Na sua permanente luta contra a praga da discordância verbal em frases contendo como sujeito o pronome relativo “que” (recordemos ter Camões escrito em Os Lusíadas “Era este Catual um dos que estavam corruptos pela Maumetana gente” e não “Era este Catual um dos que estava corrupto pela Maumetana gente”), o provedor regista mais alguns casos recentes retirados da leitura ocasional do PÚBLICO: “É daquelas coisas que acontece e contra a qual ninguém pode fazer nada” (P2, 24 de Maio, pág. 16); “Uma das razões que tem levado os supervisores financeiros a olhar à lupa para o grupo” (20 de Maio, pág. 41); “Um dos empresários que se mostrava mais agastado com a situação” (PUBLICO.PT, 13 de Maio); “Uma mulher chora a morte de um neto numa das escolas que colapsou” (17 de Maio, pág. 17 – legenda de foto); “Um dos vários livros que preserva frases dessa época” (P2, 10 de Maio, pág. 5); “É daquelas coisas que mais profundamente afecta o inultrapassável ego de Mourinho” (2 de Maio, pág. 38); “Um dos descompassos que contribuiu para reforçar o sentido do trajecto” (P2, 24 de Abril, pág. 9); “Uma das ideias que caiu” (P2, 20 de Abril, pág. 7); “Na verdade é uma das formações que melhor merece essa classificação” (P2, 14 de Abril, pág. 9); “O escândalo sexual coloca em causa a carreira de um dos homens que transformou a Fórmula 1” (6 de Abril, pág. 33); “José António Camacho não é daqueles treinadores conhecidos por ser um mestre de táctica” (11 de Fevereiro, pág. 31).

Publicada em 25 de Maio de 2008

DOCUMENTAÇÃO COMPLEMENTAR

Explicações de José Manuel Fernandes:

As normas do Livro de Estilo resultam da doutrina de acordo com a qual um jornalista deve ser o mais imparcial possível mesmo sabendo-se que, como ser humano, por definição subjectivo, este olhará sempre para a realidade que descreve de acordo com as suas referências e preocupações. Ou seja, mesmo fazendo um esforço para se abstrair dos seus preconceitos pessoais ou ideológicos, dificilmente deixará de dar mais importância ao que sente ser mais importante. Isto não significa que tenha um “agenda” ou que deixe conspurcar os seus textos em função das suas prioridades políticas, antes que nunca se consegue abstrair por completo do que é e do que sente. Ao filtrar o que é mais importante num simples press-release qualquer jornalista deve avaliar o que nele é mais relevante para aqueles a quem se dirige, acto que implica um julgamento naturalmente subjectivo.

Colocando os temas de outra forma, o jornalista persegue a objectividade sabendo que esta é virtualmente inalcançável devido à sua própria subjectividade, razão pela qual deve realizar um esforço acrescido de imparcialidade.

_____

— Instruções de trabalho —
1/ Devolve sem qualquer alteração as linhas do primeiro bloco de dados, desde a que contém "footer-brand: 中国万网 xyxy=(95,408,144,422)" até à que contém "www-prefix: www. xyxy=(56,145,90,161)", incluindo ambas.
2/ Prolonga o texto da página sobre a imparcialidade do jornalista a partir da última frase apresentada.

_____

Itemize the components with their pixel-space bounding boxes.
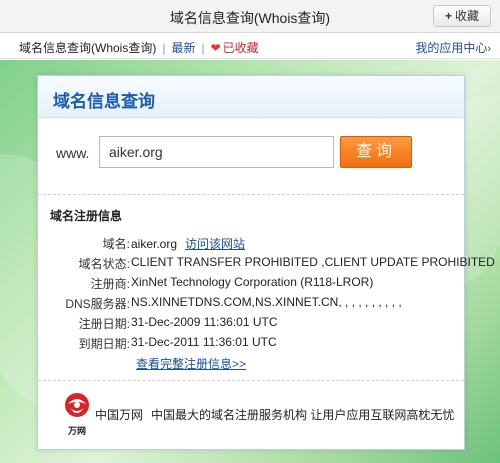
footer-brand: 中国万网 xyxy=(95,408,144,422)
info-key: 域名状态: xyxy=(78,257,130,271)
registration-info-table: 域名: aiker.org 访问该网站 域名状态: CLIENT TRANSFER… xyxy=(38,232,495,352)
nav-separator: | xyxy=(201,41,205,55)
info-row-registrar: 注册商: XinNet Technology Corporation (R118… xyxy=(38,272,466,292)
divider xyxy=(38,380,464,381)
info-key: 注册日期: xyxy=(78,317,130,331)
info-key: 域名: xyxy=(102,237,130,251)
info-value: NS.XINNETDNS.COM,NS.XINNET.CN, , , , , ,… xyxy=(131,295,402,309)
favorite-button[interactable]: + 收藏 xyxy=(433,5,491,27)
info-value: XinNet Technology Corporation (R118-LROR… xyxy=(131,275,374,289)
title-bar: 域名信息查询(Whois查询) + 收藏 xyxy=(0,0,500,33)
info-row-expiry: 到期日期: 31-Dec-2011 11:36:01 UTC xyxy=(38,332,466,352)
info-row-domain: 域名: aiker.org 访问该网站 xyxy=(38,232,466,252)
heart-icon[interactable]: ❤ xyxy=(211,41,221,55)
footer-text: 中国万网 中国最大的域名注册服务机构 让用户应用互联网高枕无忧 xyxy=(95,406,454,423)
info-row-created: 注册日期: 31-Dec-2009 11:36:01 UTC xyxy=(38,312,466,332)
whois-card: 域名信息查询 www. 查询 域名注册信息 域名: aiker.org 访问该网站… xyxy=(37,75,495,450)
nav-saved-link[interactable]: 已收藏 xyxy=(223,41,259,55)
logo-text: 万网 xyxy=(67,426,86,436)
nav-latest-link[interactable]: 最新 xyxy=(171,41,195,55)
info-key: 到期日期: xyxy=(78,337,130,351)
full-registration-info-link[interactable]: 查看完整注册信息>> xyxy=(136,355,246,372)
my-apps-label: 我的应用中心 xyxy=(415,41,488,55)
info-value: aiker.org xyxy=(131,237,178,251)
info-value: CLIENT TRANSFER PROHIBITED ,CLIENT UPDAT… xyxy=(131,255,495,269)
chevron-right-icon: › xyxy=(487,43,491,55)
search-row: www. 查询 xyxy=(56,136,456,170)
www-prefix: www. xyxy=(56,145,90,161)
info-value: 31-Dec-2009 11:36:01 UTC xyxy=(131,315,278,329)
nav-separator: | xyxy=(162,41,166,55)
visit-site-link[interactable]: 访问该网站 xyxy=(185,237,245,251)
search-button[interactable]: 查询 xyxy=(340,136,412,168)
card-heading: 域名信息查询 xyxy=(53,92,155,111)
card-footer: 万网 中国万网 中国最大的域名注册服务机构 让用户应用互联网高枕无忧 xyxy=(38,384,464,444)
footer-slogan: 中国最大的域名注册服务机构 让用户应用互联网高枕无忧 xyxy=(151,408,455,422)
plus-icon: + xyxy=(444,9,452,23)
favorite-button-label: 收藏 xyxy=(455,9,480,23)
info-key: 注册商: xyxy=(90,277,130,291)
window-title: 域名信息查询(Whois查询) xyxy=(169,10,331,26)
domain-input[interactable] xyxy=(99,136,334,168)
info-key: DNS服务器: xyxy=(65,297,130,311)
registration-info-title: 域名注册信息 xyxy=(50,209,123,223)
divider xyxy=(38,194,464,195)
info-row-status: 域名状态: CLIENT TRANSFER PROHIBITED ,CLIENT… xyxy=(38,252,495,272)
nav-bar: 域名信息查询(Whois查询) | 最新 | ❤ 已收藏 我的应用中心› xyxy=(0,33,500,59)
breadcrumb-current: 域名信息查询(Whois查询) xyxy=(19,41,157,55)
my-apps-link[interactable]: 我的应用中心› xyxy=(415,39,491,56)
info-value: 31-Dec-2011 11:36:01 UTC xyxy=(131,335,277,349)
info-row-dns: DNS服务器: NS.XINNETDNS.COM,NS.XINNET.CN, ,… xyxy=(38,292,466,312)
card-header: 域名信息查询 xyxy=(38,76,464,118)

_____

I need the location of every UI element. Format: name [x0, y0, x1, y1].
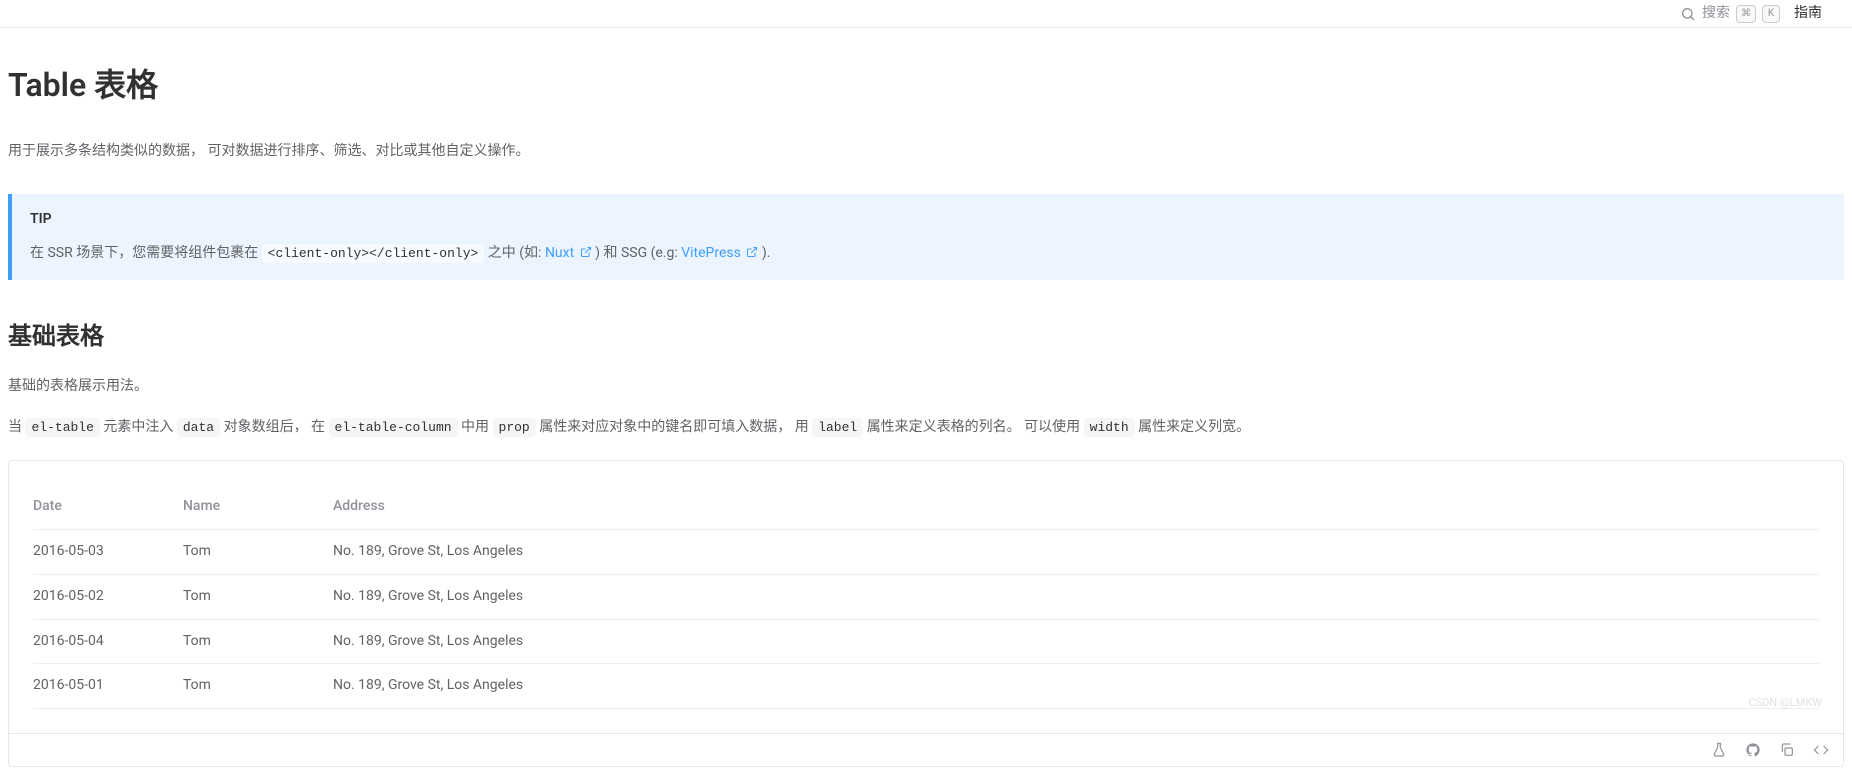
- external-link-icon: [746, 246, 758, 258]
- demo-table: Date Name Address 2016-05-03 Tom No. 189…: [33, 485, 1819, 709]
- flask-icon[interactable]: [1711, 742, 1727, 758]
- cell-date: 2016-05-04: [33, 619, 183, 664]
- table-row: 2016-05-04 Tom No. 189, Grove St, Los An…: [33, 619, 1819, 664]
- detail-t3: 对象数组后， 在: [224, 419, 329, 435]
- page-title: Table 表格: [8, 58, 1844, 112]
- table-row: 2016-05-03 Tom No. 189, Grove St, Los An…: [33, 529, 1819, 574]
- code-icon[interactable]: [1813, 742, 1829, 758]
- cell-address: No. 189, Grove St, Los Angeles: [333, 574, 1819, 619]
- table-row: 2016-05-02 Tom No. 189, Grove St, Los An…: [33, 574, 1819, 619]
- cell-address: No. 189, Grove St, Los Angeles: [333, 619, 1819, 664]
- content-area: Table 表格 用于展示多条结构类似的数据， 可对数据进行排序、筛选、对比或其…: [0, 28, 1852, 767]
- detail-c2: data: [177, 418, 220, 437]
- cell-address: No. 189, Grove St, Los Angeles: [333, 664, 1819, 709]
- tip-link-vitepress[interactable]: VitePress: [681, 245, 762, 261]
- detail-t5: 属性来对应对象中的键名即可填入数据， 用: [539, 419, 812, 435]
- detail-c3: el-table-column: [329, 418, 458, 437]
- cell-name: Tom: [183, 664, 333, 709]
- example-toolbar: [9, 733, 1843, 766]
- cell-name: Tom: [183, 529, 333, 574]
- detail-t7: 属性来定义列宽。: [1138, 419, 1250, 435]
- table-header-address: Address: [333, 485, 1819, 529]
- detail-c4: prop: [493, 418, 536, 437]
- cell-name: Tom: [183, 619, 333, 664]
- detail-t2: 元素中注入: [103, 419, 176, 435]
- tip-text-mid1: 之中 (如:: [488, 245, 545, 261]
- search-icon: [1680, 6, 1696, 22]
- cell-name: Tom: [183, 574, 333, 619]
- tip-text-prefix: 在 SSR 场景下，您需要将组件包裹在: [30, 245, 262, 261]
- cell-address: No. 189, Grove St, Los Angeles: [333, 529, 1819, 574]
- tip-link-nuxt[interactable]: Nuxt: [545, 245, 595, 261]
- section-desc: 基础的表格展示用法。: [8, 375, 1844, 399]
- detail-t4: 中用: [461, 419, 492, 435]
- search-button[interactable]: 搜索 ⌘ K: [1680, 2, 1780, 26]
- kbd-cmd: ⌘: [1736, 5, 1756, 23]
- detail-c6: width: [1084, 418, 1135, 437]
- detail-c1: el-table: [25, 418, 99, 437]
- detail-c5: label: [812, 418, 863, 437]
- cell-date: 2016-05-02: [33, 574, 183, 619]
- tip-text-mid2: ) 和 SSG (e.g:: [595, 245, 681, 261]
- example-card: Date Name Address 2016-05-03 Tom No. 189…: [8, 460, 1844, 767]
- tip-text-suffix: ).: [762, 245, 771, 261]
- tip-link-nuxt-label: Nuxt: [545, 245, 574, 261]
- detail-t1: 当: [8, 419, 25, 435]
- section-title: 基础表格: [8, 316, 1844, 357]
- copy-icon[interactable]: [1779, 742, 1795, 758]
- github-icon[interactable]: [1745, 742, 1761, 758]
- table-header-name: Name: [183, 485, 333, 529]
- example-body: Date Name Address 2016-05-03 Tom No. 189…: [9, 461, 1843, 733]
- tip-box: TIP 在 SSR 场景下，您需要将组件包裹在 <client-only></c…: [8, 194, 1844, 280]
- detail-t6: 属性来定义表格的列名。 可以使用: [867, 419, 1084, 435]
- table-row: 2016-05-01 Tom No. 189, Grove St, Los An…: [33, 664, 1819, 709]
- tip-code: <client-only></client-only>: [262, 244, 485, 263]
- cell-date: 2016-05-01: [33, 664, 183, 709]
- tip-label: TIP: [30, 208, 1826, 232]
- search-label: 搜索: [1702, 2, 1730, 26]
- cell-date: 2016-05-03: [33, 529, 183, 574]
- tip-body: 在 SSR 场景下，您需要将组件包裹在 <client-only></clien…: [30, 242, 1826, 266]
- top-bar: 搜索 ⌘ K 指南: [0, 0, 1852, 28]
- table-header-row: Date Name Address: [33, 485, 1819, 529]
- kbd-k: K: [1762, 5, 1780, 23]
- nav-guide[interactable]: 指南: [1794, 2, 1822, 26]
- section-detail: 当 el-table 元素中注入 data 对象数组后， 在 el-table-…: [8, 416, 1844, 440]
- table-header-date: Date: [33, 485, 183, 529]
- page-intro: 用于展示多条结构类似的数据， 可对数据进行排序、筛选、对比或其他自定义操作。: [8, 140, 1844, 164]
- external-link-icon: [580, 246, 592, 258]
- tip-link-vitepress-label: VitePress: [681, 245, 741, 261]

_____

— Resultados das tarefas —
1/
footer-brand: 中国万网 xyxy=(95,408,144,422)
info-key: 域名状态: xyxy=(78,257,130,271)
registration-info-table: 域名: aiker.org 访问该网站 域名状态: CLIENT TRANSFER… xyxy=(38,232,495,352)
nav-separator: | xyxy=(201,41,205,55)
info-row-registrar: 注册商: XinNet Technology Corporation (R118… xyxy=(38,272,466,292)
divider xyxy=(38,380,464,381)
info-key: 注册日期: xyxy=(78,317,130,331)
info-key: 域名: xyxy=(102,237,130,251)
info-value: NS.XINNETDNS.COM,NS.XINNET.CN, , , , , ,… xyxy=(131,295,402,309)
favorite-button[interactable]: + 收藏 xyxy=(433,5,491,27)
info-value: XinNet Technology Corporation (R118-LROR… xyxy=(131,275,374,289)
title-bar: 域名信息查询(Whois查询) + 收藏 xyxy=(0,0,500,33)
info-row-expiry: 到期日期: 31-Dec-2011 11:36:01 UTC xyxy=(38,332,466,352)
info-row-domain: 域名: aiker.org 访问该网站 xyxy=(38,232,466,252)
heart-icon[interactable]: ❤ xyxy=(211,41,221,55)
footer-text: 中国万网 中国最大的域名注册服务机构 让用户应用互联网高枕无忧 xyxy=(95,406,454,423)
info-row-created: 注册日期: 31-Dec-2009 11:36:01 UTC xyxy=(38,312,466,332)
whois-card: 域名信息查询 www. 查询 域名注册信息 域名: aiker.org 访问该网站… xyxy=(37,75,495,450)
nav-saved-link[interactable]: 已收藏 xyxy=(223,41,259,55)
logo-text: 万网 xyxy=(67,426,86,436)
nav-latest-link[interactable]: 最新 xyxy=(171,41,195,55)
info-key: 到期日期: xyxy=(78,337,130,351)
full-registration-info-link[interactable]: 查看完整注册信息>> xyxy=(136,355,246,372)
my-apps-label: 我的应用中心 xyxy=(415,41,488,55)
info-value: aiker.org xyxy=(131,237,178,251)
info-value: CLIENT TRANSFER PROHIBITED ,CLIENT UPDAT… xyxy=(131,255,495,269)
chevron-right-icon: › xyxy=(487,43,491,55)
search-row: www. 查询 xyxy=(56,136,456,170)
www-prefix: www. xyxy=(56,145,90,161)

2/
Para o leitor perceber melhor, um exemplo concreto: ajuizar se, num jogo de futebol, houve ou não grande penalidade. Sabemos que duas pessoas imparciais, alheias às paixões clubísticas, podem ver e rever a jogada e não estar de acordo porque podem divergir sobre, por exemplo, se houve mão na bola intencional ou bola na mão involuntária. Sendo o caso claro – a bola bateu na mão de um defesa dentro da grande área –, a leitura sobre se essa ocorrência deve ou não dar origem a uma grande penalidade pode diferir conforme a experiência do observador não apaixonado. Basta – imaginemos - que tenha jogado como defesa e protagonizado uma situação semelhante. Contudo, se podemos imparcialmente não chegar a acordo, e isso é legítimo, aquilo que as regras do jornalismo interditam é que sejamos parciais em função da nossa opção clubística.

Feito este brevíssimo enquadramento, é para mim claro que o texto a que se refere o leitor Gabriel Silva violou as regras do bom jornalismo e não cumpriu com o recomendado no Livro de Estilo. O caso em apreço não remete para nenhum valor fundamental da vida em sociedade, pelo que se exigiria sempre uma leitura mais distanciada e não adjectivada ou valorativa da compra da Oficina do Livro pelo Grupo Leya.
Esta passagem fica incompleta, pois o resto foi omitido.